▸ **Selected extract**:

******

Nurse pay went up last year. Most nurses still don't feel it. That's the core finding from Nurse.Org's 2026 financial stress survey — a 2,090-nurse sample that cuts through the headline wage numbers and asks what nurses can actually do with their paychecks.

The headline: 55% of nurses received a raise in 2025. The fine print: 44% saw increases of only 1–5%, and just 4% saw increases above 10%. Meanwhile, 37% of surveyed nurses say they cannot cover an unexpected $1,000 expense without going into debt. And 26% say their income barely covers or doesn't cover essential monthly expenses at all.

What's Driving Financial Stress Despite Raises

The disconnect is real and it has names: housing costs, student loan repayment, childcare, and inflation in costs that outpaced even the better raises. A nurse who received a 4% raise in a market where housing costs jumped 8% didn't get a raise in any meaningful sense — they got a softer cut.

The behavioral consequences are measurable. According to the survey:

  • 37% worked extra shifts or overtime in the past 12 months due to financial pressure — not because they wanted to
  • 15% have taken a second job
  • 41% said financial necessity is keeping them at the bedside

That last figure is particularly important. Nearly half of bedside nurses are staying not because they want to, but because they need the money. That's a retention story built on a weak foundation.

The Mid-Range Squeeze

The survey found a counterintuitive pattern: nurses earning $70,000–$100,000 annually are the most likely to be working extra shifts due to financial stress — 42–47% in that income band are doing it. This is the mid-career nurse in a high-cost-of-living market: past the new-grad pay floor, not yet at senior or specialty premium levels, carrying student loans and family expenses that compound annually.

The "leave nursing entirely" figure also jumped — from 15% to 23% of respondents in the same survey period. Financial stress was cited as a primary driver alongside burnout and workplace safety concerns.

The Structural Problem

Nominal wage increases that don't keep pace with cost-of-living aren't retention tools — they're delay tactics. A nurse who can't cover a $1,000 emergency is one broken-down car or one sick kid away from making a decision about whether bedside nursing is worth staying for. The 2026 data suggests the healthcare sector has not solved the nurse retention problem. It's managed it with raises that look good on press releases and don't hold up to a monthly budget.

******

▸ **Information supplied**:
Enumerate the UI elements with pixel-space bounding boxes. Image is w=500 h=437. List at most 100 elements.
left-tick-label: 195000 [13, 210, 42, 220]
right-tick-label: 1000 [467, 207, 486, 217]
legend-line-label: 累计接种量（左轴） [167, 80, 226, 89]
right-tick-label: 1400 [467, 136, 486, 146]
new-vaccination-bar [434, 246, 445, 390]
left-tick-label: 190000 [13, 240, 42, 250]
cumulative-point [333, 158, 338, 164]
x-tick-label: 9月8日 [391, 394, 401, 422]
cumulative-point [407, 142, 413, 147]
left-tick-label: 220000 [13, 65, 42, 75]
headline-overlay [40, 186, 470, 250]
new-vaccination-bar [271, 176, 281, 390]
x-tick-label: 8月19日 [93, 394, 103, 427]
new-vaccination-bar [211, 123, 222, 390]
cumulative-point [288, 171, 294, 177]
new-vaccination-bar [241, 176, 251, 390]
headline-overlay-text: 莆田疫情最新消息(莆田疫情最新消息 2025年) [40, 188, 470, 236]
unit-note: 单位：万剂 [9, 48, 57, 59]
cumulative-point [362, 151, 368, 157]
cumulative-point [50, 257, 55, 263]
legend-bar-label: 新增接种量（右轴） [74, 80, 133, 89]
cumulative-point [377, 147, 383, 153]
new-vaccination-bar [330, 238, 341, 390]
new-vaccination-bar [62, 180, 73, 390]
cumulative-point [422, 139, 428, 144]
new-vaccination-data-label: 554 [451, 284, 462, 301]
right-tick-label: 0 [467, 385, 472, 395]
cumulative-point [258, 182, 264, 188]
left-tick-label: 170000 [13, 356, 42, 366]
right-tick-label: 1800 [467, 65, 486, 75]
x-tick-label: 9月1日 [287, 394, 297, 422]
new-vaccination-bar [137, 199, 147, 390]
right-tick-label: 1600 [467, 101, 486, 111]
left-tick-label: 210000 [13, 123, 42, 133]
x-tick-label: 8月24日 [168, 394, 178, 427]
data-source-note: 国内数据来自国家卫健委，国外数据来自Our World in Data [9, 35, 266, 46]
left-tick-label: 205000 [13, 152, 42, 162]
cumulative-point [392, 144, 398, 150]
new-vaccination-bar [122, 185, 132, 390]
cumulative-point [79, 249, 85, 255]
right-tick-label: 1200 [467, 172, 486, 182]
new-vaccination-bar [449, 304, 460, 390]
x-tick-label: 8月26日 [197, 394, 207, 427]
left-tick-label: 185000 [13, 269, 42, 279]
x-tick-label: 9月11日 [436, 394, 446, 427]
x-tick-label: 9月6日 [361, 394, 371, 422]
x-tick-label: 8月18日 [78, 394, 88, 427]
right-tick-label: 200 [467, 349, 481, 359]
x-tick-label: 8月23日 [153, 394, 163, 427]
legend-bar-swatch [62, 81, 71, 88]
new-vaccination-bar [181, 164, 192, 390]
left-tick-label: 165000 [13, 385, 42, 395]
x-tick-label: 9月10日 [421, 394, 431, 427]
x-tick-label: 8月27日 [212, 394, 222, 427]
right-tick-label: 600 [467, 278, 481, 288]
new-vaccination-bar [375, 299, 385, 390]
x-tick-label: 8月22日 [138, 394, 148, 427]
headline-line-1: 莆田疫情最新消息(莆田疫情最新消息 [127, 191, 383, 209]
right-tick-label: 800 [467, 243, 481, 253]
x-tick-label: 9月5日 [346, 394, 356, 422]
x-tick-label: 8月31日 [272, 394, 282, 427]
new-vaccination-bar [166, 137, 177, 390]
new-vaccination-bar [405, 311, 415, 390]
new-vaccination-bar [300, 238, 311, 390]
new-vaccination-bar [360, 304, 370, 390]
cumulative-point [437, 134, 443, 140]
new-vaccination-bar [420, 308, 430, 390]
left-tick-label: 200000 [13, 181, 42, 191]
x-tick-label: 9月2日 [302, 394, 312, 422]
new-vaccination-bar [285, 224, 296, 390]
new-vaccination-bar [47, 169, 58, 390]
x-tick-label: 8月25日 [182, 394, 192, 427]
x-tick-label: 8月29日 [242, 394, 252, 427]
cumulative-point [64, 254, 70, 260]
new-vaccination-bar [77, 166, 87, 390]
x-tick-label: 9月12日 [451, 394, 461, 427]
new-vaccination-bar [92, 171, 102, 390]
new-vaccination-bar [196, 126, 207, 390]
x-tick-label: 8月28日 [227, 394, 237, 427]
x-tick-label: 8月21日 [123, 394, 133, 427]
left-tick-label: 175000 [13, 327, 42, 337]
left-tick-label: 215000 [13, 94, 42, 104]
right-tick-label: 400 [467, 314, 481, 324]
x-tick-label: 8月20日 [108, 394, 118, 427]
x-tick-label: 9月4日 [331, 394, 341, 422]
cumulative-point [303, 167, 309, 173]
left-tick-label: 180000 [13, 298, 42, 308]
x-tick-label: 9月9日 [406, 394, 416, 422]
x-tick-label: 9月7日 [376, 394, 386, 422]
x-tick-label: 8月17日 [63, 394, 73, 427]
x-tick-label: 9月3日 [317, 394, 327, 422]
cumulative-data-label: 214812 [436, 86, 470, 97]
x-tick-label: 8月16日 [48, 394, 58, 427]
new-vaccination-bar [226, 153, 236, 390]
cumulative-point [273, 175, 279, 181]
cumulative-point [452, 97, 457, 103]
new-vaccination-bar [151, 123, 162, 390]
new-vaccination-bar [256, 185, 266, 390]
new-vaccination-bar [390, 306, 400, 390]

******

Continue the nurse pay survey article from where it stops, in the same analytical voice.

For nurses in this position, the Paycheck Auditor is worth a run — a lot of nurses are leaving shift differentials, OT premiums, and stipend allowances unclaimed simply because they don't know what they're owed.

The Real Retention Math

Healthcare organizations spend considerable energy on nurse retention programs — recognition events, professional development stipends, flexible scheduling pilots. Those aren't useless. But none of them address a nurse who is working a second job because her mortgage payment went up $300/month and her raise was $0.80/hr. The retention crisis in nursing has a financial underpinning that engagement surveys and appreciation weeks don't fix.

The $60,090 average cost to replace one staff RN (per NSI 2026 data) makes the math clear from the hospital side too. A nurse who leaves because of financial stress that an additional $5,000/yr raise would have prevented is a $60,000 loss. The arithmetic favors meaningful raises. The industry keeps giving 1–5% ones anyway, which says something about where nurse compensation sits in the priority stack.

What the Data Suggests for Career Decisions

For individual nurses, the survey data points to some specific actions worth considering:

  • Audit your current pay first. Before working more shifts, verify you're being paid correctly for the hours you're already working. Many nurses leave overtime premiums, shift differentials, and on-call pay uncaptured simply because they don't know what they're owed. The Paycheck Auditor is a useful starting point.
  • Consider specialty certification or travel nursing as income levers. A CPN or CCRN certification typically adds $2,000–$5,000/yr. Travel nursing contracts average $2,200–$2,500/week in most specialties — a significant income bump over staff pay for nurses who can manage the logistics.
  • Understand PSLF eligibility. If you're at a non-profit hospital system, Public Service Loan Forgiveness may be the most significant financial lever available to you. With the SAVE plan in limbo, it's worth confirming your employer qualifies and your payment count is being tracked.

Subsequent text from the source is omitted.